▶ [Source data]:
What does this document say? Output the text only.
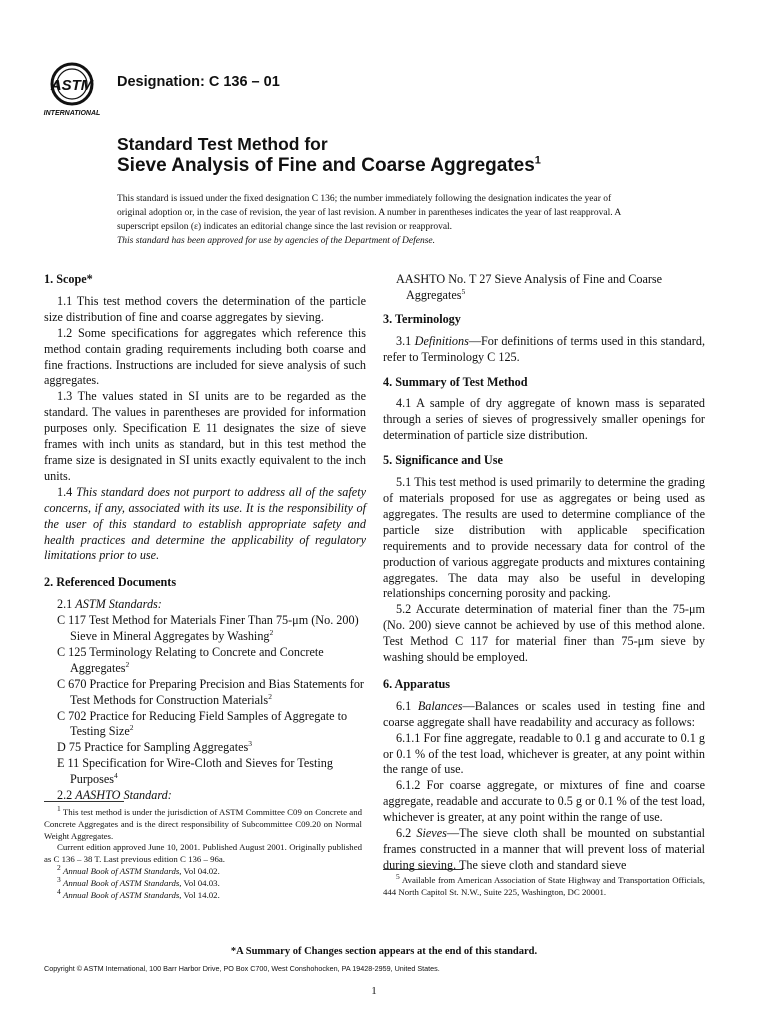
ASTM
INTERNATIONAL
Designation: C 136 – 01
Standard Test Method for
Sieve Analysis of Fine and Coarse Aggregates$^1$
This standard is issued under the fixed designation C 136; the number immediately following the designation indicates the year of original adoption or, in the case of revision, the year of last revision. A number in parentheses indicates the year of last reapproval. A superscript epsilon (ε) indicates an editorial change since the last revision or reapproval.
This standard has been approved for use by agencies of the Department of Defense.
1. Scope*

1.1 This test method covers the determination of the particle size distribution of fine and coarse aggregates by sieving.

1.2 Some specifications for aggregates which reference this method contain grading requirements including both coarse and fine fractions. Instructions are included for sieve analysis of such aggregates.

1.3 The values stated in SI units are to be regarded as the standard. The values in parentheses are provided for information purposes only. Specification E 11 designates the size of sieve frames with inch units as standard, but in this test method the frame size is designated in SI units exactly equivalent to the inch units.

1.4 This standard does not purport to address all of the safety concerns, if any, associated with its use. It is the responsibility of the user of this standard to establish appropriate safety and health practices and determine the applicability of regulatory limitations prior to use.

2. Referenced Documents

2.1 ASTM Standards:

C 117 Test Method for Materials Finer Than 75-μm (No. 200) Sieve in Mineral Aggregates by Washing$^2$

C 125 Terminology Relating to Concrete and Concrete Aggregates$^2$

C 670 Practice for Preparing Precision and Bias Statements for Test Methods for Construction Materials$^2$

C 702 Practice for Reducing Field Samples of Aggregate to Testing Size$^2$

D 75 Practice for Sampling Aggregates$^3$

E 11 Specification for Wire-Cloth and Sieves for Testing Purposes$^4$

2.2 AASHTO Standard:

$^1$ This test method is under the jurisdiction of ASTM Committee C09 on Concrete and Concrete Aggregates and is the direct responsibility of Subcommittee C09.20 on Normal Weight Aggregates.

Current edition approved June 10, 2001. Published August 2001. Originally published as C 136 – 38 T. Last previous edition C 136 – 96a.

$^2$ Annual Book of ASTM Standards, Vol 04.02.

$^3$ Annual Book of ASTM Standards, Vol 04.03.

$^4$ Annual Book of ASTM Standards, Vol 14.02.

AASHTO No. T 27 Sieve Analysis of Fine and Coarse Aggregates$^5$

3. Terminology

3.1 Definitions—For definitions of terms used in this standard, refer to Terminology C 125.

4. Summary of Test Method

4.1 A sample of dry aggregate of known mass is separated through a series of sieves of progressively smaller openings for determination of particle size distribution.

5. Significance and Use

5.1 This test method is used primarily to determine the grading of materials proposed for use as aggregates or being used as aggregates. The results are used to determine compliance of the particle size distribution with applicable specification requirements and to provide necessary data for control of the production of various aggregate products and mixtures containing aggregates. The data may also be useful in developing relationships concerning porosity and packing.

5.2 Accurate determination of material finer than the 75-μm (No. 200) sieve cannot be achieved by use of this method alone. Test Method C 117 for material finer than 75-μm sieve by washing should be employed.

6. Apparatus

6.1 Balances—Balances or scales used in testing fine and coarse aggregate shall have readability and accuracy as follows:

6.1.1 For fine aggregate, readable to 0.1 g and accurate to 0.1 g or 0.1 % of the test load, whichever is greater, at any point within the range of use.

6.1.2 For coarse aggregate, or mixtures of fine and coarse aggregate, readable and accurate to 0.5 g or 0.1 % of the test load, whichever is greater, at any point within the range of use.

6.2 Sieves—The sieve cloth shall be mounted on substantial frames constructed in a manner that will prevent loss of material during sieving. The sieve cloth and standard sieve

$^5$ Available from American Association of State Highway and Transportation Officials, 444 North Capitol St. N.W., Suite 225, Washington, DC 20001.

*A Summary of Changes section appears at the end of this standard.
Copyright © ASTM International, 100 Barr Harbor Drive, PO Box C700, West Conshohocken, PA 19428-2959, United States.
1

▶ [What you have to do]: Omitting all images, print the listing exactly.

▶ [Answer to the task]:
What does this document say? Output the text only.
ASTM
INTERNATIONAL
Designation: C 136 – 01
Standard Test Method for
Sieve Analysis of Fine and Coarse Aggregates$^1$
This standard is issued under the fixed designation C 136; the number immediately following the designation indicates the year of original adoption or, in the case of revision, the year of last revision. A number in parentheses indicates the year of last reapproval. A superscript epsilon (ε) indicates an editorial change since the last revision or reapproval.
This standard has been approved for use by agencies of the Department of Defense.
1. Scope*

1.1 This test method covers the determination of the particle size distribution of fine and coarse aggregates by sieving.

1.2 Some specifications for aggregates which reference this method contain grading requirements including both coarse and fine fractions. Instructions are included for sieve analysis of such aggregates.

1.3 The values stated in SI units are to be regarded as the standard. The values in parentheses are provided for information purposes only. Specification E 11 designates the size of sieve frames with inch units as standard, but in this test method the frame size is designated in SI units exactly equivalent to the inch units.

1.4 This standard does not purport to address all of the safety concerns, if any, associated with its use. It is the responsibility of the user of this standard to establish appropriate safety and health practices and determine the applicability of regulatory limitations prior to use.

2. Referenced Documents

2.1 ASTM Standards:

C 117 Test Method for Materials Finer Than 75-μm (No. 200) Sieve in Mineral Aggregates by Washing$^2$

C 125 Terminology Relating to Concrete and Concrete Aggregates$^2$

C 670 Practice for Preparing Precision and Bias Statements for Test Methods for Construction Materials$^2$

C 702 Practice for Reducing Field Samples of Aggregate to Testing Size$^2$

D 75 Practice for Sampling Aggregates$^3$

E 11 Specification for Wire-Cloth and Sieves for Testing Purposes$^4$

2.2 AASHTO Standard:

$^1$ This test method is under the jurisdiction of ASTM Committee C09 on Concrete and Concrete Aggregates and is the direct responsibility of Subcommittee C09.20 on Normal Weight Aggregates.

Current edition approved June 10, 2001. Published August 2001. Originally published as C 136 – 38 T. Last previous edition C 136 – 96a.

$^2$ Annual Book of ASTM Standards, Vol 04.02.

$^3$ Annual Book of ASTM Standards, Vol 04.03.

$^4$ Annual Book of ASTM Standards, Vol 14.02.

AASHTO No. T 27 Sieve Analysis of Fine and Coarse Aggregates$^5$

3. Terminology

3.1 Definitions—For definitions of terms used in this standard, refer to Terminology C 125.

4. Summary of Test Method

4.1 A sample of dry aggregate of known mass is separated through a series of sieves of progressively smaller openings for determination of particle size distribution.

5. Significance and Use

5.1 This test method is used primarily to determine the grading of materials proposed for use as aggregates or being used as aggregates. The results are used to determine compliance of the particle size distribution with applicable specification requirements and to provide necessary data for control of the production of various aggregate products and mixtures containing aggregates. The data may also be useful in developing relationships concerning porosity and packing.

5.2 Accurate determination of material finer than the 75-μm (No. 200) sieve cannot be achieved by use of this method alone. Test Method C 117 for material finer than 75-μm sieve by washing should be employed.

6. Apparatus

6.1 Balances—Balances or scales used in testing fine and coarse aggregate shall have readability and accuracy as follows:

6.1.1 For fine aggregate, readable to 0.1 g and accurate to 0.1 g or 0.1 % of the test load, whichever is greater, at any point within the range of use.

6.1.2 For coarse aggregate, or mixtures of fine and coarse aggregate, readable and accurate to 0.5 g or 0.1 % of the test load, whichever is greater, at any point within the range of use.

6.2 Sieves—The sieve cloth shall be mounted on substantial frames constructed in a manner that will prevent loss of material during sieving. The sieve cloth and standard sieve

$^5$ Available from American Association of State Highway and Transportation Officials, 444 North Capitol St. N.W., Suite 225, Washington, DC 20001.

*A Summary of Changes section appears at the end of this standard.
Copyright © ASTM International, 100 Barr Harbor Drive, PO Box C700, West Conshohocken, PA 19428-2959, United States.
1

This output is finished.